YOUR TASK: Retype each line of the material exactly, please, skipping any picture in it.

RECORDED DATA:

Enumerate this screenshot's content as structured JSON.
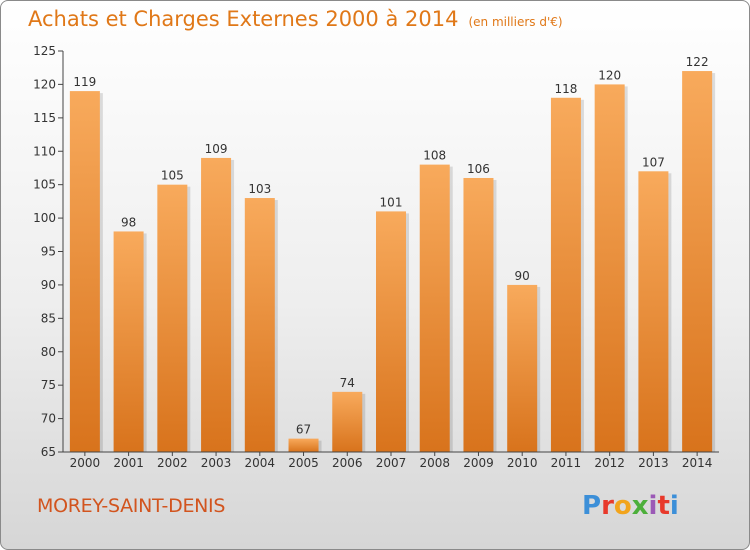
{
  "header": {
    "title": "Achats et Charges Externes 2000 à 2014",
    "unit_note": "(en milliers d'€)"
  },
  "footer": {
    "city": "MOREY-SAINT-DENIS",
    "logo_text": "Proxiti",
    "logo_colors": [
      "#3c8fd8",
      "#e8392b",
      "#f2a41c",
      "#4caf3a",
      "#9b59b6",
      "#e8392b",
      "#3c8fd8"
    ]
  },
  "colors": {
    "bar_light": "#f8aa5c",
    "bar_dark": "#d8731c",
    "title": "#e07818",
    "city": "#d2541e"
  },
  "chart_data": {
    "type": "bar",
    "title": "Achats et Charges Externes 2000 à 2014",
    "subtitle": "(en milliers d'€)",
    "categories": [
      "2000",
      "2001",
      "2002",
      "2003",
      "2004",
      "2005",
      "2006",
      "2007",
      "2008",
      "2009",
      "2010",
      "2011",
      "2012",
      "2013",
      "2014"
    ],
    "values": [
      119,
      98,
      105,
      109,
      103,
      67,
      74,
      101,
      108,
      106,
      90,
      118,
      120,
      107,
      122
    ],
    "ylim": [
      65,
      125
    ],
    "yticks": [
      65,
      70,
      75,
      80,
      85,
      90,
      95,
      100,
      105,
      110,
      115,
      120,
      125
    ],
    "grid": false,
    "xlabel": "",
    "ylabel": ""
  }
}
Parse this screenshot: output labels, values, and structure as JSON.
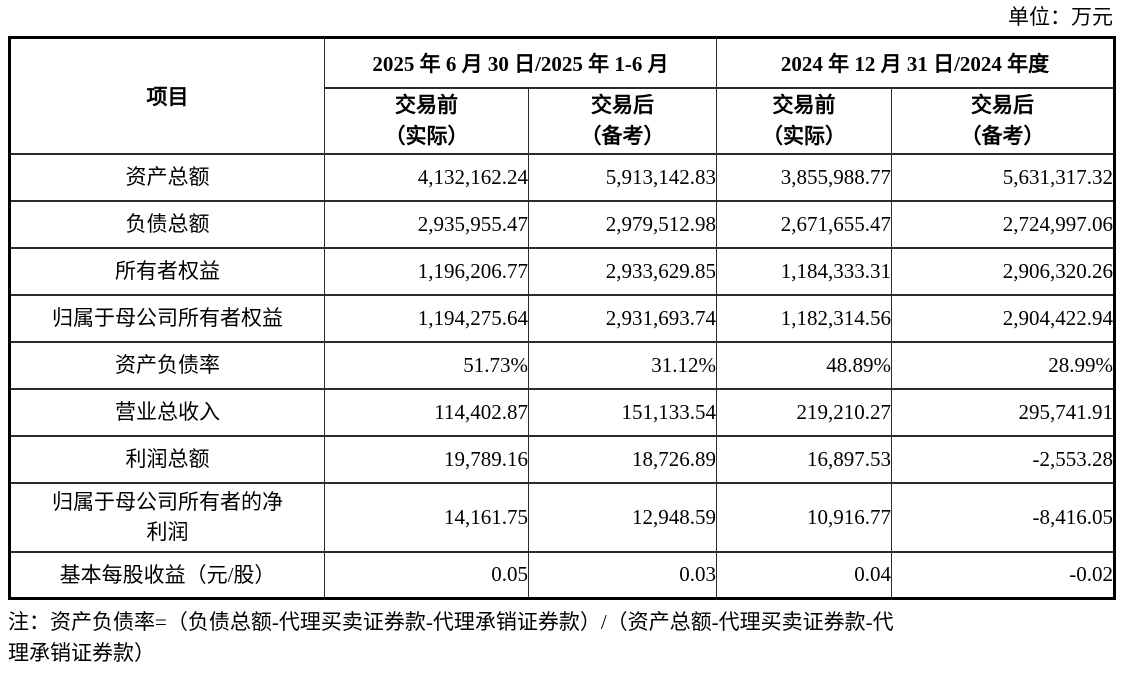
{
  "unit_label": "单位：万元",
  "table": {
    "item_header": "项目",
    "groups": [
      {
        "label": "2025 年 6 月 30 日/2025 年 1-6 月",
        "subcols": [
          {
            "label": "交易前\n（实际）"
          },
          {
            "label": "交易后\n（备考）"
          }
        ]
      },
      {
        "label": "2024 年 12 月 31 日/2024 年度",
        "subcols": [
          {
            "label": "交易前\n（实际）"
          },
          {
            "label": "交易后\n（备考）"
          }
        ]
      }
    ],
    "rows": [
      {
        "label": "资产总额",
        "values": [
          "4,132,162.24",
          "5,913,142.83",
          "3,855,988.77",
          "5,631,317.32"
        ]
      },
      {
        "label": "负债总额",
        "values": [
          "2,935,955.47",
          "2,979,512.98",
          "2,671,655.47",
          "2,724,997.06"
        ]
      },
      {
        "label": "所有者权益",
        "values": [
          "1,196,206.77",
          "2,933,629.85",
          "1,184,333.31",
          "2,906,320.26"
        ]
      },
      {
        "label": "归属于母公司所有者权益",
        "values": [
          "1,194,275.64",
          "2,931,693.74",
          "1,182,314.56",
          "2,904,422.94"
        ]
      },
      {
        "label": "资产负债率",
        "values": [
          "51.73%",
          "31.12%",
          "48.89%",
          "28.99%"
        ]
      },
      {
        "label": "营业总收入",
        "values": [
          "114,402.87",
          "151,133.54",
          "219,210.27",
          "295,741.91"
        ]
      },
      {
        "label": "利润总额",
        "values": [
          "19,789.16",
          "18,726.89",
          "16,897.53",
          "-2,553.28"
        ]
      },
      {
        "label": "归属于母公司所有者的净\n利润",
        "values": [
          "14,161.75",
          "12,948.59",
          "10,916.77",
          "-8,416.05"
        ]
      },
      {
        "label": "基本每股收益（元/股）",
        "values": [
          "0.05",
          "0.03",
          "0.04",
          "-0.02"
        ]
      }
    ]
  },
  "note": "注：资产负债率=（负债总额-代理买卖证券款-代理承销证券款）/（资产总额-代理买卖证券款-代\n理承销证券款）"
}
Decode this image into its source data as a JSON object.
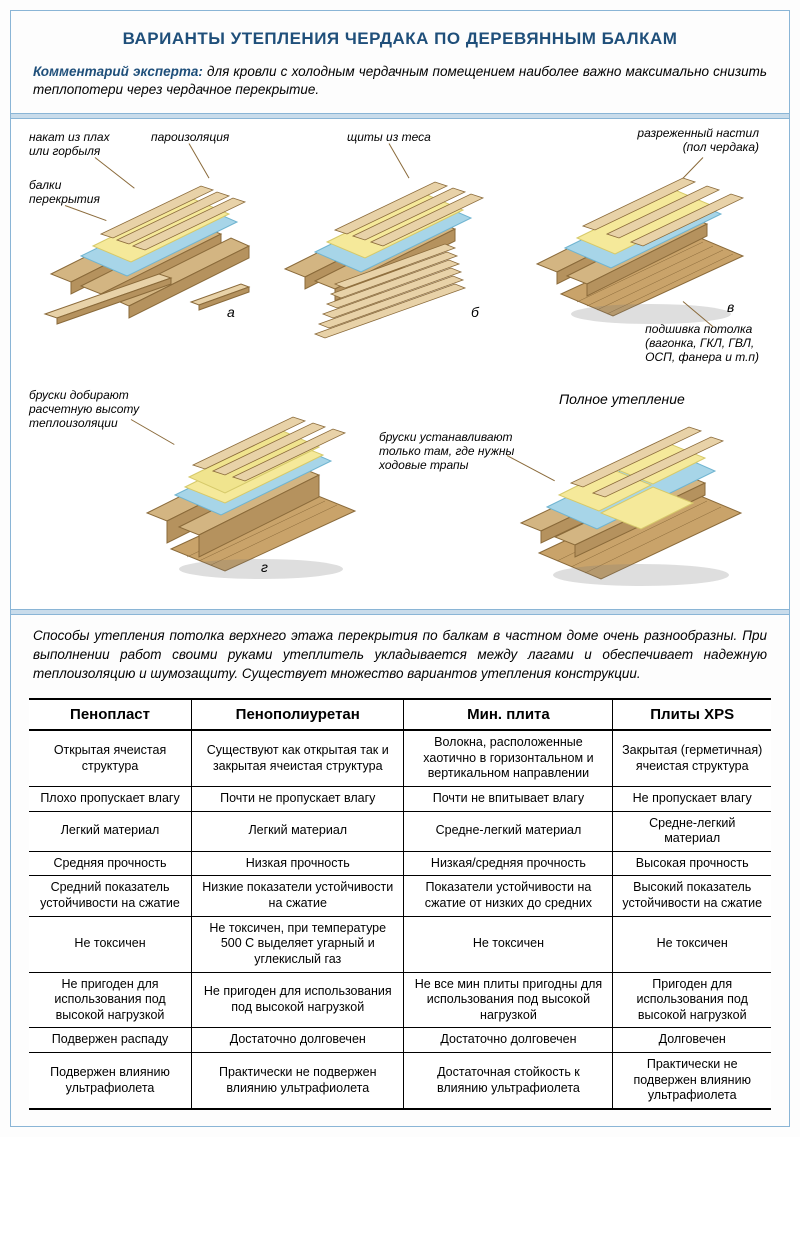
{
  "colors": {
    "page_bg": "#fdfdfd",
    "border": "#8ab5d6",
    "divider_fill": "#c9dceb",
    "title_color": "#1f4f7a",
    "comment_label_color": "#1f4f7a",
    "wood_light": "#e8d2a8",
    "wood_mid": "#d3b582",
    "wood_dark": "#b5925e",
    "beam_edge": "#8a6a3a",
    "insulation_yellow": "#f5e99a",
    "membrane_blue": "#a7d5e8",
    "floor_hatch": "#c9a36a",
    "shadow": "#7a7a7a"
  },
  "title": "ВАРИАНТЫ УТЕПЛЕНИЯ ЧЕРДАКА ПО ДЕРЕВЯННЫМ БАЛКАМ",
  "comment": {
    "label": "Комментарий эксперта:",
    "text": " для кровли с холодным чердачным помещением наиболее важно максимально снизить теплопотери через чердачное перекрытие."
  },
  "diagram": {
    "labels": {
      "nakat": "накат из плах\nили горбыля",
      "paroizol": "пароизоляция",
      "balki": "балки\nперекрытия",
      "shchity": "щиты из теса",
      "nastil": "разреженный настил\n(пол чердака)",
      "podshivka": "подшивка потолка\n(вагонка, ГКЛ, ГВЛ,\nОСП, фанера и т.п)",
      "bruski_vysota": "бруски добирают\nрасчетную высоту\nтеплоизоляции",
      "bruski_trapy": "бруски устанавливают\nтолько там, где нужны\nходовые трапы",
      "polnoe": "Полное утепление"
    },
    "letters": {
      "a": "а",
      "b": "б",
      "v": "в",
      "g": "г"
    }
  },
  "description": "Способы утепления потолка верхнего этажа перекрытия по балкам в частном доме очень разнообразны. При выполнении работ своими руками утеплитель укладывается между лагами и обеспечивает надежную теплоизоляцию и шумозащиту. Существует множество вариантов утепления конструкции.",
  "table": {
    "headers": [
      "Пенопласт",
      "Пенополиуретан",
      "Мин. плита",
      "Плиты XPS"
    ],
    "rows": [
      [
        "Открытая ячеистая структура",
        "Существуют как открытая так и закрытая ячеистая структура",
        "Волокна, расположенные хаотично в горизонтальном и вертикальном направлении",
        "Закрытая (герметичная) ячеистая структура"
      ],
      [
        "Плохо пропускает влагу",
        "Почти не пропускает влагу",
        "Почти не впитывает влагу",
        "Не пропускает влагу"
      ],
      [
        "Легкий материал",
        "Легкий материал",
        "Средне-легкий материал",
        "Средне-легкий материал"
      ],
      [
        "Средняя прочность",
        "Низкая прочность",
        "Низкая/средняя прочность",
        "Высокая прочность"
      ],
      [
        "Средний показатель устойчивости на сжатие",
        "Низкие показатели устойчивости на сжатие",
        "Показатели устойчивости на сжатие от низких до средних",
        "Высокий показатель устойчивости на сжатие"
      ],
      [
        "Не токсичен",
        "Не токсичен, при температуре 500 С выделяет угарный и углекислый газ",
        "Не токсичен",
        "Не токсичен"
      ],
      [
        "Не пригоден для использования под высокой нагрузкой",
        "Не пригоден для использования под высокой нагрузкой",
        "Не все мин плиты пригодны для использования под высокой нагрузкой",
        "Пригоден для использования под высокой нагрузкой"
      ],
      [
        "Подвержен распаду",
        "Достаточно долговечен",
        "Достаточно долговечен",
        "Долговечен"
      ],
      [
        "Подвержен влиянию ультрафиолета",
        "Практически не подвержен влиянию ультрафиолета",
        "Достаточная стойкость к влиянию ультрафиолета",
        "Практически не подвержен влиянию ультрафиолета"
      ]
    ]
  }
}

RESPONSE:
Enumerate this screenshot's content as structured JSON.
{
  "header": {
    "title": "Achats et Charges Externes 2000 à 2014",
    "unit_note": "(en milliers d'€)"
  },
  "footer": {
    "city": "MOREY-SAINT-DENIS",
    "logo_text": "Proxiti",
    "logo_colors": [
      "#3c8fd8",
      "#e8392b",
      "#f2a41c",
      "#4caf3a",
      "#9b59b6",
      "#e8392b",
      "#3c8fd8"
    ]
  },
  "colors": {
    "bar_light": "#f8aa5c",
    "bar_dark": "#d8731c",
    "title": "#e07818",
    "city": "#d2541e"
  },
  "chart_data": {
    "type": "bar",
    "title": "Achats et Charges Externes 2000 à 2014",
    "subtitle": "(en milliers d'€)",
    "categories": [
      "2000",
      "2001",
      "2002",
      "2003",
      "2004",
      "2005",
      "2006",
      "2007",
      "2008",
      "2009",
      "2010",
      "2011",
      "2012",
      "2013",
      "2014"
    ],
    "values": [
      119,
      98,
      105,
      109,
      103,
      67,
      74,
      101,
      108,
      106,
      90,
      118,
      120,
      107,
      122
    ],
    "ylim": [
      65,
      125
    ],
    "yticks": [
      65,
      70,
      75,
      80,
      85,
      90,
      95,
      100,
      105,
      110,
      115,
      120,
      125
    ],
    "grid": false,
    "xlabel": "",
    "ylabel": ""
  }
}
Parse this screenshot: output labels, values, and structure as JSON.
{
  "unit_label": "单位：万元",
  "table": {
    "item_header": "项目",
    "groups": [
      {
        "label": "2025 年 6 月 30 日/2025 年 1-6 月",
        "subcols": [
          {
            "label": "交易前\n（实际）"
          },
          {
            "label": "交易后\n（备考）"
          }
        ]
      },
      {
        "label": "2024 年 12 月 31 日/2024 年度",
        "subcols": [
          {
            "label": "交易前\n（实际）"
          },
          {
            "label": "交易后\n（备考）"
          }
        ]
      }
    ],
    "rows": [
      {
        "label": "资产总额",
        "values": [
          "4,132,162.24",
          "5,913,142.83",
          "3,855,988.77",
          "5,631,317.32"
        ]
      },
      {
        "label": "负债总额",
        "values": [
          "2,935,955.47",
          "2,979,512.98",
          "2,671,655.47",
          "2,724,997.06"
        ]
      },
      {
        "label": "所有者权益",
        "values": [
          "1,196,206.77",
          "2,933,629.85",
          "1,184,333.31",
          "2,906,320.26"
        ]
      },
      {
        "label": "归属于母公司所有者权益",
        "values": [
          "1,194,275.64",
          "2,931,693.74",
          "1,182,314.56",
          "2,904,422.94"
        ]
      },
      {
        "label": "资产负债率",
        "values": [
          "51.73%",
          "31.12%",
          "48.89%",
          "28.99%"
        ]
      },
      {
        "label": "营业总收入",
        "values": [
          "114,402.87",
          "151,133.54",
          "219,210.27",
          "295,741.91"
        ]
      },
      {
        "label": "利润总额",
        "values": [
          "19,789.16",
          "18,726.89",
          "16,897.53",
          "-2,553.28"
        ]
      },
      {
        "label": "归属于母公司所有者的净\n利润",
        "values": [
          "14,161.75",
          "12,948.59",
          "10,916.77",
          "-8,416.05"
        ]
      },
      {
        "label": "基本每股收益（元/股）",
        "values": [
          "0.05",
          "0.03",
          "0.04",
          "-0.02"
        ]
      }
    ]
  },
  "note": "注：资产负债率=（负债总额-代理买卖证券款-代理承销证券款）/（资产总额-代理买卖证券款-代\n理承销证券款）"
}
Decode this image into its source data as a JSON object.
{
  "colors": {
    "page_bg": "#fdfdfd",
    "border": "#8ab5d6",
    "divider_fill": "#c9dceb",
    "title_color": "#1f4f7a",
    "comment_label_color": "#1f4f7a",
    "wood_light": "#e8d2a8",
    "wood_mid": "#d3b582",
    "wood_dark": "#b5925e",
    "beam_edge": "#8a6a3a",
    "insulation_yellow": "#f5e99a",
    "membrane_blue": "#a7d5e8",
    "floor_hatch": "#c9a36a",
    "shadow": "#7a7a7a"
  },
  "title": "ВАРИАНТЫ УТЕПЛЕНИЯ ЧЕРДАКА ПО ДЕРЕВЯННЫМ БАЛКАМ",
  "comment": {
    "label": "Комментарий эксперта:",
    "text": " для кровли с холодным чердачным помещением наиболее важно максимально снизить теплопотери через чердачное перекрытие."
  },
  "diagram": {
    "labels": {
      "nakat": "накат из плах\nили горбыля",
      "paroizol": "пароизоляция",
      "balki": "балки\nперекрытия",
      "shchity": "щиты из теса",
      "nastil": "разреженный настил\n(пол чердака)",
      "podshivka": "подшивка потолка\n(вагонка, ГКЛ, ГВЛ,\nОСП, фанера и т.п)",
      "bruski_vysota": "бруски добирают\nрасчетную высоту\nтеплоизоляции",
      "bruski_trapy": "бруски устанавливают\nтолько там, где нужны\nходовые трапы",
      "polnoe": "Полное утепление"
    },
    "letters": {
      "a": "а",
      "b": "б",
      "v": "в",
      "g": "г"
    }
  },
  "description": "Способы утепления потолка верхнего этажа перекрытия по балкам в частном доме очень разнообразны. При выполнении работ своими руками утеплитель укладывается между лагами и обеспечивает надежную теплоизоляцию и шумозащиту. Существует множество вариантов утепления конструкции.",
  "table": {
    "headers": [
      "Пенопласт",
      "Пенополиуретан",
      "Мин. плита",
      "Плиты XPS"
    ],
    "rows": [
      [
        "Открытая ячеистая структура",
        "Существуют как открытая так и закрытая ячеистая структура",
        "Волокна, расположенные хаотично в горизонтальном и вертикальном направлении",
        "Закрытая (герметичная) ячеистая структура"
      ],
      [
        "Плохо пропускает влагу",
        "Почти не пропускает влагу",
        "Почти не впитывает влагу",
        "Не пропускает влагу"
      ],
      [
        "Легкий материал",
        "Легкий материал",
        "Средне-легкий материал",
        "Средне-легкий материал"
      ],
      [
        "Средняя прочность",
        "Низкая прочность",
        "Низкая/средняя прочность",
        "Высокая прочность"
      ],
      [
        "Средний показатель устойчивости на сжатие",
        "Низкие показатели устойчивости на сжатие",
        "Показатели устойчивости на сжатие от низких до средних",
        "Высокий показатель устойчивости на сжатие"
      ],
      [
        "Не токсичен",
        "Не токсичен, при температуре 500 С выделяет угарный и углекислый газ",
        "Не токсичен",
        "Не токсичен"
      ],
      [
        "Не пригоден для использования под высокой нагрузкой",
        "Не пригоден для использования под высокой нагрузкой",
        "Не все мин плиты пригодны для использования под высокой нагрузкой",
        "Пригоден для использования под высокой нагрузкой"
      ],
      [
        "Подвержен распаду",
        "Достаточно долговечен",
        "Достаточно долговечен",
        "Долговечен"
      ],
      [
        "Подвержен влиянию ультрафиолета",
        "Практически не подвержен влиянию ультрафиолета",
        "Достаточная стойкость к влиянию ультрафиолета",
        "Практически не подвержен влиянию ультрафиолета"
      ]
    ]
  }
}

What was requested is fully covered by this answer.